Recorded data
-.-.-

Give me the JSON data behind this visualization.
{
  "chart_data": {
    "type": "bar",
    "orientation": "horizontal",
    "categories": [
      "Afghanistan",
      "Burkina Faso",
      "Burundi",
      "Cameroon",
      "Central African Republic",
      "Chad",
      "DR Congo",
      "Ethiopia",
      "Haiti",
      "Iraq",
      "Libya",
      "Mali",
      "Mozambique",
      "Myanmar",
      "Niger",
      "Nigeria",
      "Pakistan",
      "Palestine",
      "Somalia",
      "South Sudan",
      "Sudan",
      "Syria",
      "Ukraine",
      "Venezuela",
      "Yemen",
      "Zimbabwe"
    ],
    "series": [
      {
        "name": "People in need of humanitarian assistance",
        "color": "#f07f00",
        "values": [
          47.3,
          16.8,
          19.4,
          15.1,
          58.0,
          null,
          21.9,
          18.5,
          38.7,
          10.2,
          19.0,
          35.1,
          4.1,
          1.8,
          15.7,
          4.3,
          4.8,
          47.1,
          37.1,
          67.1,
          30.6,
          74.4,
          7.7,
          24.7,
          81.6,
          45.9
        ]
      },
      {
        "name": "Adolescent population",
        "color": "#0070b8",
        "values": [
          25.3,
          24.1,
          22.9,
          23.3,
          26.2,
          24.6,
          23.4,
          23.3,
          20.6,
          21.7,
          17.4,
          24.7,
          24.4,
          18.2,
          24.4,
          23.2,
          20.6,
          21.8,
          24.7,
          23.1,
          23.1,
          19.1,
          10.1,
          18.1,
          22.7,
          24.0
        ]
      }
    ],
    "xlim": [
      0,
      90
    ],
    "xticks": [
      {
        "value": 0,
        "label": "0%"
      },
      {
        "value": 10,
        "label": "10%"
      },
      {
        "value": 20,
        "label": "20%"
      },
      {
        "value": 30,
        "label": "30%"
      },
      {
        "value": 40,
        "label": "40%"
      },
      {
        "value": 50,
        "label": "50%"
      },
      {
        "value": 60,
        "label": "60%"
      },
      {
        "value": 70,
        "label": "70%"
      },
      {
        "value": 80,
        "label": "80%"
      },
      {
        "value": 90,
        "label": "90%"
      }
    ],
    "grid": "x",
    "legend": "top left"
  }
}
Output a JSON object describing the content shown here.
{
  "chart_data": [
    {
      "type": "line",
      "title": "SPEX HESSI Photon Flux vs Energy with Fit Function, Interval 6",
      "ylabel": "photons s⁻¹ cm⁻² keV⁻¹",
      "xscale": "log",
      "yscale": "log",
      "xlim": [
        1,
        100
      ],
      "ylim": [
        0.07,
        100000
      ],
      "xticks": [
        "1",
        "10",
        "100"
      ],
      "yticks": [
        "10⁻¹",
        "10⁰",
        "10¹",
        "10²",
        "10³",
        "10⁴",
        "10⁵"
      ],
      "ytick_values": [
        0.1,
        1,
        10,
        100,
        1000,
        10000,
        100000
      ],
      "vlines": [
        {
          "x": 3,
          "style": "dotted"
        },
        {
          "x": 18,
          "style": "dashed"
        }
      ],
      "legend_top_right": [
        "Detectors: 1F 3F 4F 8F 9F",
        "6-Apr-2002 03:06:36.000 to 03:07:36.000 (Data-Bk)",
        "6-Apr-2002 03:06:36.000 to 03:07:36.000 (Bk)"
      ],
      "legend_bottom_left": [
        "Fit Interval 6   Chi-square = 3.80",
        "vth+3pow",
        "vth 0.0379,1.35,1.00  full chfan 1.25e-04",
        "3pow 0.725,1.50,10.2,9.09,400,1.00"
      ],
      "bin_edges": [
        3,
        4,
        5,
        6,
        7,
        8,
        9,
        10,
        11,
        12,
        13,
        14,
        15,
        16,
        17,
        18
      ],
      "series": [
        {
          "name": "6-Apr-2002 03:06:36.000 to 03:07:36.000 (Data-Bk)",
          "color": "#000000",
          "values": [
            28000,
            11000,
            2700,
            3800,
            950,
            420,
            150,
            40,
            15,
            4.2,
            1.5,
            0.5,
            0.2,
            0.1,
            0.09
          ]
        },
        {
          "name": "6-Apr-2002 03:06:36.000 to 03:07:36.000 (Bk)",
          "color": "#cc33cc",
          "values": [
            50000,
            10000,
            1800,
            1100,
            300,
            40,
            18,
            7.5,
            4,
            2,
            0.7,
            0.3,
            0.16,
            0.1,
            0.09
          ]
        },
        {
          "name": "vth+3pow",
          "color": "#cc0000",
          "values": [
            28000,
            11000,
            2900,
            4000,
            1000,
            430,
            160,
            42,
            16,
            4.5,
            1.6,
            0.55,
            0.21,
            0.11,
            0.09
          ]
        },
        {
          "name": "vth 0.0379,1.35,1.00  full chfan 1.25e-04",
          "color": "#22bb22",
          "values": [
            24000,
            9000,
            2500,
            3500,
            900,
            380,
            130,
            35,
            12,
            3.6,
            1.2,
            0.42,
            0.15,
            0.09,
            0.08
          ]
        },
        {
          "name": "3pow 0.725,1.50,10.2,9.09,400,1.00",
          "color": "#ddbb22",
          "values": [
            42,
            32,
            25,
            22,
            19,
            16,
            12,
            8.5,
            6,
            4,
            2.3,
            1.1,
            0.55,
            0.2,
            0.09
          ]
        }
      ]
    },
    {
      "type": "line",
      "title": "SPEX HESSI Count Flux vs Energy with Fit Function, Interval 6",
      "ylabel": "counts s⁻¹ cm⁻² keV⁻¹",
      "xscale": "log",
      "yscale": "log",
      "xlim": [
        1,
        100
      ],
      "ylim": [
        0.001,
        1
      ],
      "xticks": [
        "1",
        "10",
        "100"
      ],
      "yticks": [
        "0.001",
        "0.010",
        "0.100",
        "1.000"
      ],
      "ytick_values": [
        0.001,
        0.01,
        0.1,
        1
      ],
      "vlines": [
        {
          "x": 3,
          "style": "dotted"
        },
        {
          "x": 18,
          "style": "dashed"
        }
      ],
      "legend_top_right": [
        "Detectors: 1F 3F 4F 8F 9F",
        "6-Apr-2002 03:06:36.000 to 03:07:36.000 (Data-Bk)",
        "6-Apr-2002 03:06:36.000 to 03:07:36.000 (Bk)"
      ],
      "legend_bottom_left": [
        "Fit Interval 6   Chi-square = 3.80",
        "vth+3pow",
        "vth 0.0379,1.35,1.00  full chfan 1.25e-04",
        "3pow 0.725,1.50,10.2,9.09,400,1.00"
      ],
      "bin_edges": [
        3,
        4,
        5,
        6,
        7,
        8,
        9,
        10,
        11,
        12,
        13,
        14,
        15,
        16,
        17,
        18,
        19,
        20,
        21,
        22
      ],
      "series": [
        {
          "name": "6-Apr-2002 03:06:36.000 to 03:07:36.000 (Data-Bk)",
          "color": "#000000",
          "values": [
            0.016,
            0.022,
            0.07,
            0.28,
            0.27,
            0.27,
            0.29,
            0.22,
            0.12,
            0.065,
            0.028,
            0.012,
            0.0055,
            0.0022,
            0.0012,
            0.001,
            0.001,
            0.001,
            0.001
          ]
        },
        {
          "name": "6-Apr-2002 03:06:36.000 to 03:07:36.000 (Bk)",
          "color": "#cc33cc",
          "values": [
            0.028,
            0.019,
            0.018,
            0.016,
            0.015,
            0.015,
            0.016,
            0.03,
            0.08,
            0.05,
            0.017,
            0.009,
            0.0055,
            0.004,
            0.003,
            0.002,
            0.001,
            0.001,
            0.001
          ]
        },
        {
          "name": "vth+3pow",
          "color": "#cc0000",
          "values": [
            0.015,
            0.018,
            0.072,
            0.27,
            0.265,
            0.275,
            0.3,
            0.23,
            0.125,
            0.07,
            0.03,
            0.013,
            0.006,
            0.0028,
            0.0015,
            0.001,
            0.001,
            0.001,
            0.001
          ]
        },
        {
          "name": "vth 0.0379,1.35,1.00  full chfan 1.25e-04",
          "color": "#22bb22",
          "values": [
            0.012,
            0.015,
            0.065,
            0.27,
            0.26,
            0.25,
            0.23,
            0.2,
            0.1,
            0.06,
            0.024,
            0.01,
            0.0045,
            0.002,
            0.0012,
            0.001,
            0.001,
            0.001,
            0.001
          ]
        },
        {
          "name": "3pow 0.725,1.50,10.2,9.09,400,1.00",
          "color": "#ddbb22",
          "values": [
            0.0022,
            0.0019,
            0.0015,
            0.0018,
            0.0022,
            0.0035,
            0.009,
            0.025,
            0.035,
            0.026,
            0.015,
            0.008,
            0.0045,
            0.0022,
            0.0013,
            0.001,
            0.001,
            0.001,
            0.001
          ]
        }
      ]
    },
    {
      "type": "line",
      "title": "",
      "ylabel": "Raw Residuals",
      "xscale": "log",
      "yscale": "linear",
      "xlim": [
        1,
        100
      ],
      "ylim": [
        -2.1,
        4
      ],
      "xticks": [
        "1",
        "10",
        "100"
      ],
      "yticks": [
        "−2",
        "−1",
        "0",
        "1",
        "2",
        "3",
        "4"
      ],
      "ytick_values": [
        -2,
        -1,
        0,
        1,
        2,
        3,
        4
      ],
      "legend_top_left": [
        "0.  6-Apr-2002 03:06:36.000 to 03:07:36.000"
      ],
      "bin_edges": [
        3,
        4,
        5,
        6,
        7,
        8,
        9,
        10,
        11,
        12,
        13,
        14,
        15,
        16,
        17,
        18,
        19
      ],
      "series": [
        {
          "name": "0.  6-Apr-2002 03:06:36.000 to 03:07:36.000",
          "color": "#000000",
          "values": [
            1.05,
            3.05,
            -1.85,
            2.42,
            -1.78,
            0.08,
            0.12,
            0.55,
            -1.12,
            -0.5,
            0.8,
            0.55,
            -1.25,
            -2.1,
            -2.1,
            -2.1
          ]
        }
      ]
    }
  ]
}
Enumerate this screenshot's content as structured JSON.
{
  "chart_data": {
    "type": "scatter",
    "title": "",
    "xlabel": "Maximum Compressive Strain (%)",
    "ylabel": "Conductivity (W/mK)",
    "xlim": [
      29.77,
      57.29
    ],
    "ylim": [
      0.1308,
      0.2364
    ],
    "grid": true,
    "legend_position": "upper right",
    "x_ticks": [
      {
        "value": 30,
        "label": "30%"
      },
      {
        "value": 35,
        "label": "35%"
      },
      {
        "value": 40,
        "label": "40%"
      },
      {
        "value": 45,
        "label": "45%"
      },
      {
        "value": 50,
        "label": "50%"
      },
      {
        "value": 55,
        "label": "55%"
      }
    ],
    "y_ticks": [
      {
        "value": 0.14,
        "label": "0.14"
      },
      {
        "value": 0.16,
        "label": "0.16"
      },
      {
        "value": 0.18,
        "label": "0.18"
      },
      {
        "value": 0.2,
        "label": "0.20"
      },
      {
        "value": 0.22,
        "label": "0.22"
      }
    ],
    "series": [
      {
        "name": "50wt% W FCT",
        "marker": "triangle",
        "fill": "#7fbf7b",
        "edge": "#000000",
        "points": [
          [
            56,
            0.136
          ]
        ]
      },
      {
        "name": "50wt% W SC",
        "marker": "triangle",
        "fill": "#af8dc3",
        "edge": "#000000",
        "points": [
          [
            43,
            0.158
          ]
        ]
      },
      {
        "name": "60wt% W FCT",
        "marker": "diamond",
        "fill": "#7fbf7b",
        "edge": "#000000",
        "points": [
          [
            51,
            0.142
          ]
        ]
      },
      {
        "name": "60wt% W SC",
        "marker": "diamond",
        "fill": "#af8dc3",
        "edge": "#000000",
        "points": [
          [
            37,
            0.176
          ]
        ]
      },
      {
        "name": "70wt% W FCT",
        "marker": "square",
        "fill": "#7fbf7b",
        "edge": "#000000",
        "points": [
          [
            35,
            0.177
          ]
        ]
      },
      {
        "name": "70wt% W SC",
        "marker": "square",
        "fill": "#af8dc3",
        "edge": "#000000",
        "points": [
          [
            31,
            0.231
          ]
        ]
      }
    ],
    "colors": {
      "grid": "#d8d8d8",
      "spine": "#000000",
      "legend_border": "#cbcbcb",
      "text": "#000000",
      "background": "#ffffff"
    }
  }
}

-.-.-

→ The problem
Going through the entries above line by line, work out how many lines include the word "Flux". Only the number is required.

→ Completed exercise
2